(Data listing)

════

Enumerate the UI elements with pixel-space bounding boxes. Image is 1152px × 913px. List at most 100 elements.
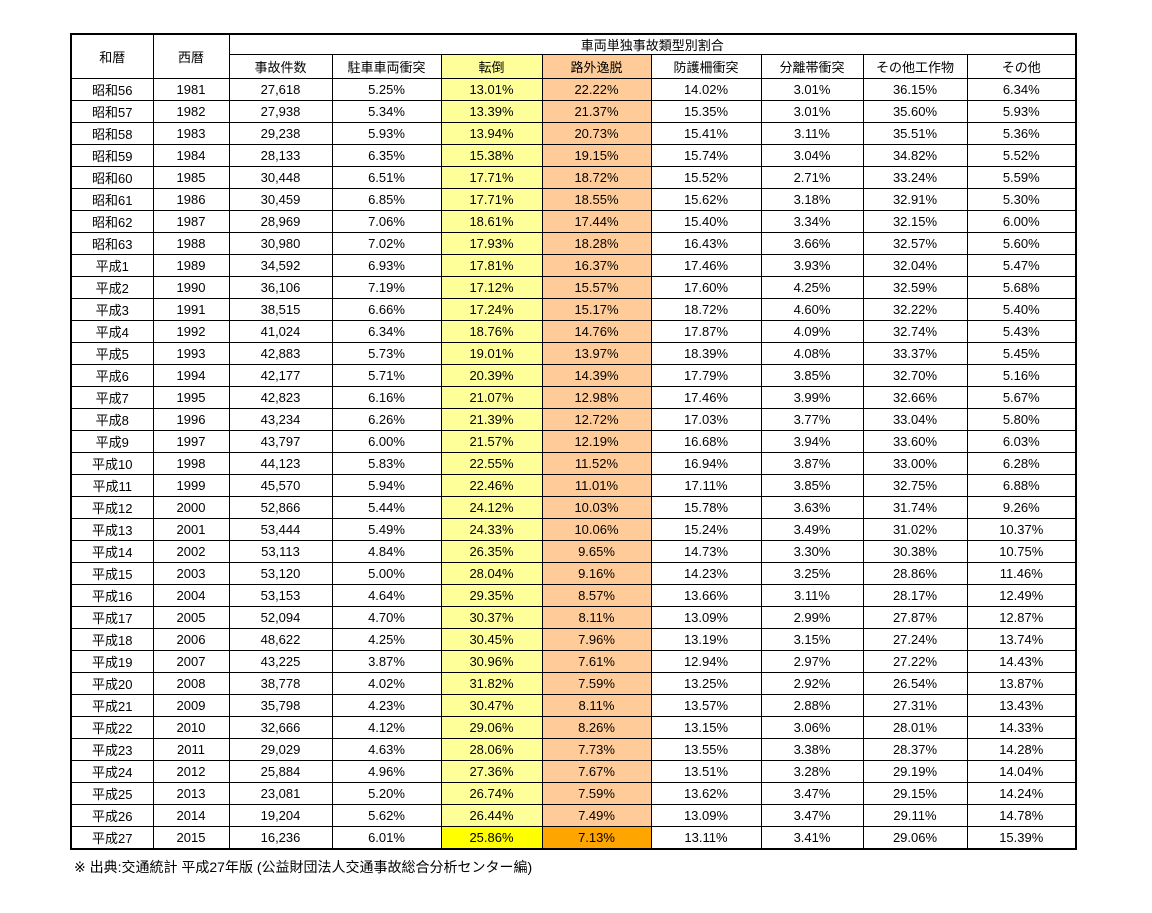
source-note: ※ 出典:交通統計 平成27年版 (公益財団法人交通事故総合分析センター編) xyxy=(74,859,533,875)
cell-parked-vehicle-collision: 5.73% xyxy=(331,342,442,365)
cell-road-departure: 16.37% xyxy=(541,254,652,277)
cell-wareki: 平成9 xyxy=(70,430,154,453)
cell-other-structures: 26.54% xyxy=(862,672,968,695)
cell-other: 10.75% xyxy=(966,540,1077,563)
cell-parked-vehicle-collision: 5.49% xyxy=(331,518,442,541)
cell-parked-vehicle-collision: 6.26% xyxy=(331,408,442,431)
cell-median-collision: 2.71% xyxy=(760,166,864,189)
cell-wareki: 昭和60 xyxy=(70,166,154,189)
table-row: 平成10 1998 44,123 5.83% 22.55% 11.52% 16.94% 3.8… xyxy=(70,452,1077,475)
table-row: 平成3 1991 38,515 6.66% 17.24% 15.17% 18.72% 4.60… xyxy=(70,298,1077,321)
cell-seireki: 2008 xyxy=(152,672,230,695)
table-row: 平成24 2012 25,884 4.96% 27.36% 7.67% 13.51% 3.28… xyxy=(70,760,1077,783)
cell-wareki: 平成11 xyxy=(70,474,154,497)
cell-median-collision: 3.41% xyxy=(760,826,864,850)
cell-other: 5.68% xyxy=(966,276,1077,299)
cell-seireki: 1985 xyxy=(152,166,230,189)
cell-road-departure: 12.98% xyxy=(541,386,652,409)
cell-accident-count: 53,153 xyxy=(228,584,333,607)
cell-median-collision: 3.93% xyxy=(760,254,864,277)
cell-road-departure: 7.59% xyxy=(541,782,652,805)
cell-road-departure: 8.57% xyxy=(541,584,652,607)
cell-median-collision: 4.25% xyxy=(760,276,864,299)
cell-seireki: 2005 xyxy=(152,606,230,629)
cell-wareki: 昭和63 xyxy=(70,232,154,255)
cell-parked-vehicle-collision: 7.06% xyxy=(331,210,442,233)
cell-other-structures: 28.17% xyxy=(862,584,968,607)
cell-other-structures: 32.04% xyxy=(862,254,968,277)
cell-road-departure: 8.26% xyxy=(541,716,652,739)
cell-seireki: 1981 xyxy=(152,78,230,101)
cell-other-structures: 28.37% xyxy=(862,738,968,761)
cell-accident-count: 53,113 xyxy=(228,540,333,563)
cell-wareki: 平成25 xyxy=(70,782,154,805)
cell-parked-vehicle-collision: 6.85% xyxy=(331,188,442,211)
cell-seireki: 1983 xyxy=(152,122,230,145)
cell-other-structures: 29.19% xyxy=(862,760,968,783)
cell-accident-count: 43,797 xyxy=(228,430,333,453)
cell-parked-vehicle-collision: 5.62% xyxy=(331,804,442,827)
cell-parked-vehicle-collision: 4.64% xyxy=(331,584,442,607)
cell-road-departure: 22.22% xyxy=(541,78,652,101)
column-header-row: 事故件数 駐車車両衝突 転倒 路外逸脱 防護柵衝突 分離帯衝突 その他工作物 そ… xyxy=(71,54,1077,79)
cell-accident-count: 28,969 xyxy=(228,210,333,233)
cell-seireki: 1990 xyxy=(152,276,230,299)
cell-accident-count: 30,448 xyxy=(228,166,333,189)
cell-accident-count: 29,029 xyxy=(228,738,333,761)
cell-road-departure: 19.15% xyxy=(541,144,652,167)
cell-overturn: 17.24% xyxy=(440,298,543,321)
cell-overturn: 26.74% xyxy=(440,782,543,805)
cell-overturn: 29.06% xyxy=(440,716,543,739)
cell-other: 6.00% xyxy=(966,210,1077,233)
cell-road-departure: 7.59% xyxy=(541,672,652,695)
cell-parked-vehicle-collision: 5.93% xyxy=(331,122,442,145)
cell-seireki: 2006 xyxy=(152,628,230,651)
cell-parked-vehicle-collision: 7.02% xyxy=(331,232,442,255)
cell-median-collision: 3.28% xyxy=(760,760,864,783)
cell-other: 6.28% xyxy=(966,452,1077,475)
col-header-road-departure: 路外逸脱 xyxy=(541,54,652,79)
cell-seireki: 1996 xyxy=(152,408,230,431)
cell-seireki: 1987 xyxy=(152,210,230,233)
cell-parked-vehicle-collision: 4.96% xyxy=(331,760,442,783)
cell-accident-count: 53,120 xyxy=(228,562,333,585)
cell-guardrail-collision: 13.55% xyxy=(650,738,762,761)
cell-road-departure: 10.06% xyxy=(541,518,652,541)
cell-road-departure: 11.01% xyxy=(541,474,652,497)
cell-road-departure: 11.52% xyxy=(541,452,652,475)
cell-road-departure: 8.11% xyxy=(541,606,652,629)
cell-other: 12.49% xyxy=(966,584,1077,607)
cell-guardrail-collision: 17.46% xyxy=(650,254,762,277)
cell-overturn: 19.01% xyxy=(440,342,543,365)
cell-other: 14.24% xyxy=(966,782,1077,805)
cell-road-departure: 18.55% xyxy=(541,188,652,211)
table-row: 平成2 1990 36,106 7.19% 17.12% 15.57% 17.60% 4.25… xyxy=(70,276,1077,299)
cell-seireki: 2012 xyxy=(152,760,230,783)
cell-median-collision: 3.11% xyxy=(760,584,864,607)
cell-wareki: 平成8 xyxy=(70,408,154,431)
cell-road-departure: 14.76% xyxy=(541,320,652,343)
cell-median-collision: 3.66% xyxy=(760,232,864,255)
cell-accident-count: 19,204 xyxy=(228,804,333,827)
cell-overturn: 13.01% xyxy=(440,78,543,101)
table-row: 平成23 2011 29,029 4.63% 28.06% 7.73% 13.55% 3.38… xyxy=(70,738,1077,761)
cell-guardrail-collision: 13.15% xyxy=(650,716,762,739)
table-row: 平成15 2003 53,120 5.00% 28.04% 9.16% 14.23% 3.25… xyxy=(70,562,1077,585)
cell-other: 6.34% xyxy=(966,78,1077,101)
table-row: 昭和56 1981 27,618 5.25% 13.01% 22.22% 14.02% 3.0… xyxy=(70,78,1077,101)
cell-overturn: 22.46% xyxy=(440,474,543,497)
cell-median-collision: 4.08% xyxy=(760,342,864,365)
col-header-guardrail-collision: 防護柵衝突 xyxy=(650,54,762,79)
table-row: 平成4 1992 41,024 6.34% 18.76% 14.76% 17.87% 4.09… xyxy=(70,320,1077,343)
cell-overturn: 31.82% xyxy=(440,672,543,695)
cell-other-structures: 28.86% xyxy=(862,562,968,585)
cell-road-departure: 17.44% xyxy=(541,210,652,233)
cell-overturn: 29.35% xyxy=(440,584,543,607)
cell-wareki: 平成13 xyxy=(70,518,154,541)
cell-other: 5.80% xyxy=(966,408,1077,431)
cell-seireki: 1993 xyxy=(152,342,230,365)
cell-median-collision: 3.49% xyxy=(760,518,864,541)
cell-other: 14.33% xyxy=(966,716,1077,739)
cell-other: 5.60% xyxy=(966,232,1077,255)
cell-median-collision: 2.97% xyxy=(760,650,864,673)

════

Rewrite the material above with every "cell-parked-vehicle-collision" changed to "cell-stationary-vehicle-collision" and all other text left as it is. Leave the picture out of your answer.

Enumerate the UI elements with pixel-space bounding boxes. Image is 1152px × 913px. List at most 100 elements.
source-note: ※ 出典:交通統計 平成27年版 (公益財団法人交通事故総合分析センター編) xyxy=(74,859,533,875)
cell-stationary-vehicle-collision: 5.73% xyxy=(331,342,442,365)
cell-road-departure: 16.37% xyxy=(541,254,652,277)
cell-wareki: 平成9 xyxy=(70,430,154,453)
cell-other-structures: 26.54% xyxy=(862,672,968,695)
cell-other: 10.75% xyxy=(966,540,1077,563)
cell-stationary-vehicle-collision: 5.49% xyxy=(331,518,442,541)
cell-stationary-vehicle-collision: 6.26% xyxy=(331,408,442,431)
cell-median-collision: 2.71% xyxy=(760,166,864,189)
cell-wareki: 昭和60 xyxy=(70,166,154,189)
table-row: 平成10 1998 44,123 5.83% 22.55% 11.52% 16.94% 3.8… xyxy=(70,452,1077,475)
table-row: 平成3 1991 38,515 6.66% 17.24% 15.17% 18.72% 4.60… xyxy=(70,298,1077,321)
cell-seireki: 2008 xyxy=(152,672,230,695)
table-row: 平成24 2012 25,884 4.96% 27.36% 7.67% 13.51% 3.28… xyxy=(70,760,1077,783)
cell-wareki: 平成11 xyxy=(70,474,154,497)
cell-median-collision: 3.41% xyxy=(760,826,864,850)
cell-other: 5.68% xyxy=(966,276,1077,299)
cell-seireki: 1985 xyxy=(152,166,230,189)
cell-road-departure: 12.98% xyxy=(541,386,652,409)
cell-accident-count: 53,153 xyxy=(228,584,333,607)
cell-median-collision: 3.93% xyxy=(760,254,864,277)
cell-road-departure: 7.59% xyxy=(541,782,652,805)
cell-road-departure: 8.57% xyxy=(541,584,652,607)
cell-median-collision: 4.25% xyxy=(760,276,864,299)
cell-seireki: 2005 xyxy=(152,606,230,629)
cell-wareki: 昭和63 xyxy=(70,232,154,255)
cell-stationary-vehicle-collision: 7.06% xyxy=(331,210,442,233)
cell-other-structures: 28.17% xyxy=(862,584,968,607)
cell-other-structures: 32.04% xyxy=(862,254,968,277)
cell-road-departure: 8.26% xyxy=(541,716,652,739)
cell-seireki: 1981 xyxy=(152,78,230,101)
cell-other-structures: 28.37% xyxy=(862,738,968,761)
cell-accident-count: 53,113 xyxy=(228,540,333,563)
cell-wareki: 平成25 xyxy=(70,782,154,805)
cell-stationary-vehicle-collision: 6.85% xyxy=(331,188,442,211)
cell-seireki: 1983 xyxy=(152,122,230,145)
cell-other-structures: 29.19% xyxy=(862,760,968,783)
cell-accident-count: 43,797 xyxy=(228,430,333,453)
cell-stationary-vehicle-collision: 5.62% xyxy=(331,804,442,827)
cell-stationary-vehicle-collision: 4.64% xyxy=(331,584,442,607)
cell-road-departure: 22.22% xyxy=(541,78,652,101)
column-header-row: 事故件数 駐車車両衝突 転倒 路外逸脱 防護柵衝突 分離帯衝突 その他工作物 そ… xyxy=(71,54,1077,79)
cell-accident-count: 28,969 xyxy=(228,210,333,233)
cell-seireki: 1990 xyxy=(152,276,230,299)
cell-accident-count: 30,448 xyxy=(228,166,333,189)
cell-accident-count: 29,029 xyxy=(228,738,333,761)
cell-road-departure: 19.15% xyxy=(541,144,652,167)
cell-overturn: 17.24% xyxy=(440,298,543,321)
cell-overturn: 26.74% xyxy=(440,782,543,805)
cell-overturn: 29.06% xyxy=(440,716,543,739)
cell-other: 6.00% xyxy=(966,210,1077,233)
cell-road-departure: 7.59% xyxy=(541,672,652,695)
cell-stationary-vehicle-collision: 5.93% xyxy=(331,122,442,145)
cell-seireki: 2006 xyxy=(152,628,230,651)
cell-stationary-vehicle-collision: 7.02% xyxy=(331,232,442,255)
cell-median-collision: 3.28% xyxy=(760,760,864,783)
cell-other: 6.28% xyxy=(966,452,1077,475)
col-header-road-departure: 路外逸脱 xyxy=(541,54,652,79)
cell-seireki: 1996 xyxy=(152,408,230,431)
cell-seireki: 1987 xyxy=(152,210,230,233)
cell-stationary-vehicle-collision: 4.96% xyxy=(331,760,442,783)
cell-accident-count: 53,120 xyxy=(228,562,333,585)
cell-guardrail-collision: 13.55% xyxy=(650,738,762,761)
cell-road-departure: 10.06% xyxy=(541,518,652,541)
cell-road-departure: 11.01% xyxy=(541,474,652,497)
cell-road-departure: 11.52% xyxy=(541,452,652,475)
cell-road-departure: 8.11% xyxy=(541,606,652,629)
cell-other: 12.49% xyxy=(966,584,1077,607)
cell-guardrail-collision: 17.46% xyxy=(650,254,762,277)
cell-overturn: 19.01% xyxy=(440,342,543,365)
cell-other: 14.24% xyxy=(966,782,1077,805)
cell-road-departure: 18.55% xyxy=(541,188,652,211)
table-row: 平成2 1990 36,106 7.19% 17.12% 15.57% 17.60% 4.25… xyxy=(70,276,1077,299)
cell-seireki: 2012 xyxy=(152,760,230,783)
cell-median-collision: 3.11% xyxy=(760,584,864,607)
cell-wareki: 平成8 xyxy=(70,408,154,431)
cell-road-departure: 14.76% xyxy=(541,320,652,343)
cell-median-collision: 3.66% xyxy=(760,232,864,255)
cell-accident-count: 19,204 xyxy=(228,804,333,827)
cell-overturn: 13.01% xyxy=(440,78,543,101)
table-row: 平成23 2011 29,029 4.63% 28.06% 7.73% 13.55% 3.38… xyxy=(70,738,1077,761)
cell-guardrail-collision: 13.15% xyxy=(650,716,762,739)
table-row: 平成15 2003 53,120 5.00% 28.04% 9.16% 14.23% 3.25… xyxy=(70,562,1077,585)
cell-other: 6.34% xyxy=(966,78,1077,101)
table-row: 昭和56 1981 27,618 5.25% 13.01% 22.22% 14.02% 3.0… xyxy=(70,78,1077,101)
cell-overturn: 22.46% xyxy=(440,474,543,497)
cell-median-collision: 4.08% xyxy=(760,342,864,365)
col-header-guardrail-collision: 防護柵衝突 xyxy=(650,54,762,79)
table-row: 平成4 1992 41,024 6.34% 18.76% 14.76% 17.87% 4.09… xyxy=(70,320,1077,343)
cell-overturn: 31.82% xyxy=(440,672,543,695)
cell-other-structures: 28.86% xyxy=(862,562,968,585)
cell-road-departure: 17.44% xyxy=(541,210,652,233)
cell-overturn: 29.35% xyxy=(440,584,543,607)
cell-wareki: 平成13 xyxy=(70,518,154,541)
cell-other: 5.80% xyxy=(966,408,1077,431)
cell-seireki: 1993 xyxy=(152,342,230,365)
cell-median-collision: 3.49% xyxy=(760,518,864,541)
cell-other: 14.33% xyxy=(966,716,1077,739)
cell-other: 5.60% xyxy=(966,232,1077,255)
cell-median-collision: 2.97% xyxy=(760,650,864,673)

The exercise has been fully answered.